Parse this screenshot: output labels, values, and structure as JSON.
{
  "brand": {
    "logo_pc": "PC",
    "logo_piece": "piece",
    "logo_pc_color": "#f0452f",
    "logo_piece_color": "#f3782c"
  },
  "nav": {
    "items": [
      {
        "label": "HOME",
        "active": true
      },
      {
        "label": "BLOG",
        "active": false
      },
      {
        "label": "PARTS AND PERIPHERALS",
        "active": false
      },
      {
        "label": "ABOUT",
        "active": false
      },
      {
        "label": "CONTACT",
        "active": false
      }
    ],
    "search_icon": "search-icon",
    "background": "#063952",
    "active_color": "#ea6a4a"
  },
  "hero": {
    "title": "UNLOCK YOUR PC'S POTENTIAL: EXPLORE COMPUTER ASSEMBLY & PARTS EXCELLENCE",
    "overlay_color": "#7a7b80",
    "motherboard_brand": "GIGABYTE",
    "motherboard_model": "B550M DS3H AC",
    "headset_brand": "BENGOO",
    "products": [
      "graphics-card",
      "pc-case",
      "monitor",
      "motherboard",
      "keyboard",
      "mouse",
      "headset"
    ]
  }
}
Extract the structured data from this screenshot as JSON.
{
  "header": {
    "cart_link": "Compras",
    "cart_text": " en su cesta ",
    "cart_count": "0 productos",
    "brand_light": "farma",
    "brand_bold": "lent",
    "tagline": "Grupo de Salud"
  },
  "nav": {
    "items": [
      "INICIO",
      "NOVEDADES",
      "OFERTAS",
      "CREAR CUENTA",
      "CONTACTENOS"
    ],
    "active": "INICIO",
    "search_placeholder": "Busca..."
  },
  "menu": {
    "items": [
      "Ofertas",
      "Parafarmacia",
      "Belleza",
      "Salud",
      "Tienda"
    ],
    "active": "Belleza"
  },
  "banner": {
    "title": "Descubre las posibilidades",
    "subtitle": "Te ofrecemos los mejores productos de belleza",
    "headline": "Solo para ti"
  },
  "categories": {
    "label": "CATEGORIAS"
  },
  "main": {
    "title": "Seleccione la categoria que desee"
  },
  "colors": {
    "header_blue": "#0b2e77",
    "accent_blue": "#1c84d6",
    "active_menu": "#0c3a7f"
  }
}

+++

- _Requirements_
Word for word, restate all of the data shown above.

- _Result for this exercise_
Parse this screenshot: output labels, values, and structure as JSON.
{
  "brand": {
    "logo_pc": "PC",
    "logo_piece": "piece",
    "logo_pc_color": "#f0452f",
    "logo_piece_color": "#f3782c"
  },
  "nav": {
    "items": [
      {
        "label": "HOME",
        "active": true
      },
      {
        "label": "BLOG",
        "active": false
      },
      {
        "label": "PARTS AND PERIPHERALS",
        "active": false
      },
      {
        "label": "ABOUT",
        "active": false
      },
      {
        "label": "CONTACT",
        "active": false
      }
    ],
    "search_icon": "search-icon",
    "background": "#063952",
    "active_color": "#ea6a4a"
  },
  "hero": {
    "title": "UNLOCK YOUR PC'S POTENTIAL: EXPLORE COMPUTER ASSEMBLY & PARTS EXCELLENCE",
    "overlay_color": "#7a7b80",
    "motherboard_brand": "GIGABYTE",
    "motherboard_model": "B550M DS3H AC",
    "headset_brand": "BENGOO",
    "products": [
      "graphics-card",
      "pc-case",
      "monitor",
      "motherboard",
      "keyboard",
      "mouse",
      "headset"
    ]
  }
}
Extract the structured data from this screenshot as JSON.
{
  "header": {
    "cart_link": "Compras",
    "cart_text": " en su cesta ",
    "cart_count": "0 productos",
    "brand_light": "farma",
    "brand_bold": "lent",
    "tagline": "Grupo de Salud"
  },
  "nav": {
    "items": [
      "INICIO",
      "NOVEDADES",
      "OFERTAS",
      "CREAR CUENTA",
      "CONTACTENOS"
    ],
    "active": "INICIO",
    "search_placeholder": "Busca..."
  },
  "menu": {
    "items": [
      "Ofertas",
      "Parafarmacia",
      "Belleza",
      "Salud",
      "Tienda"
    ],
    "active": "Belleza"
  },
  "banner": {
    "title": "Descubre las posibilidades",
    "subtitle": "Te ofrecemos los mejores productos de belleza",
    "headline": "Solo para ti"
  },
  "categories": {
    "label": "CATEGORIAS"
  },
  "main": {
    "title": "Seleccione la categoria que desee"
  },
  "colors": {
    "header_blue": "#0b2e77",
    "accent_blue": "#1c84d6",
    "active_menu": "#0c3a7f"
  }
}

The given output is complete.